### Task description
Each record is to be printed again precisely as it reads.

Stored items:

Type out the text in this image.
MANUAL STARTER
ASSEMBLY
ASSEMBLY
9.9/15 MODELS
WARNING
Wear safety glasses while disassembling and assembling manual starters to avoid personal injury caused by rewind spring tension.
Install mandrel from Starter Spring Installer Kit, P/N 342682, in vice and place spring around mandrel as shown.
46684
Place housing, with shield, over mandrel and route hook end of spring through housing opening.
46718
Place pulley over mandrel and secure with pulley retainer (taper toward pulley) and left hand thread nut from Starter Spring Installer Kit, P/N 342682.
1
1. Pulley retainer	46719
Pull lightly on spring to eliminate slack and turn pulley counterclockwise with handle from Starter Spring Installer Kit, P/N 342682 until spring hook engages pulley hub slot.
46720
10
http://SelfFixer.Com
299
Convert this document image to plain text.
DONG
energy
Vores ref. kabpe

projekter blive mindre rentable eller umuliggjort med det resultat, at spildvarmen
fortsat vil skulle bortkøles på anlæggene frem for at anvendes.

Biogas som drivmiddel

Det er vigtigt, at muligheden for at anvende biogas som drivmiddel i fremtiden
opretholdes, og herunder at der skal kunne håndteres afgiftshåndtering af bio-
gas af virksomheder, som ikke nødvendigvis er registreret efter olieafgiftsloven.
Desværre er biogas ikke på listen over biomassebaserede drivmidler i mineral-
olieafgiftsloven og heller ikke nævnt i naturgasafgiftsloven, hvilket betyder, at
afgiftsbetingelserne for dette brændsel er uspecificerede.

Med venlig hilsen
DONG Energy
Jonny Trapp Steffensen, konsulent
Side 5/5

### The reply
Type out the text in this image.
MANUAL STARTER
ASSEMBLY
ASSEMBLY
9.9/15 MODELS
WARNING
Wear safety glasses while disassembling and assembling manual starters to avoid personal injury caused by rewind spring tension.
Install mandrel from Starter Spring Installer Kit, P/N 342682, in vice and place spring around mandrel as shown.
46684
Place housing, with shield, over mandrel and route hook end of spring through housing opening.
46718
Place pulley over mandrel and secure with pulley retainer (taper toward pulley) and left hand thread nut from Starter Spring Installer Kit, P/N 342682.
1
1. Pulley retainer	46719
Pull lightly on spring to eliminate slack and turn pulley counterclockwise with handle from Starter Spring Installer Kit, P/N 342682 until spring hook engages pulley hub slot.
46720
10
http://SelfFixer.Com
299
Convert this document image to plain text.
DONG
energy
Vores ref. kabpe

projekter blive mindre rentable eller umuliggjort med det resultat, at spildvarmen
fortsat vil skulle bortkøles på anlæggene frem for at anvendes.

Biogas som drivmiddel

Det er vigtigt, at muligheden for at anvende biogas som drivmiddel i fremtiden
opretholdes, og herunder at der skal kunne håndteres afgiftshåndtering af bio-
gas af virksomheder, som ikke nødvendigvis er registreret efter olieafgiftsloven.
Desværre er biogas ikke på listen over biomassebaserede drivmidler i mineral-
olieafgiftsloven og heller ikke nævnt i naturgasafgiftsloven, hvilket betyder, at
afgiftsbetingelserne for dette brændsel er uspecificerede.

Med venlig hilsen
DONG Energy
Jonny Trapp Steffensen, konsulent
Side 5/5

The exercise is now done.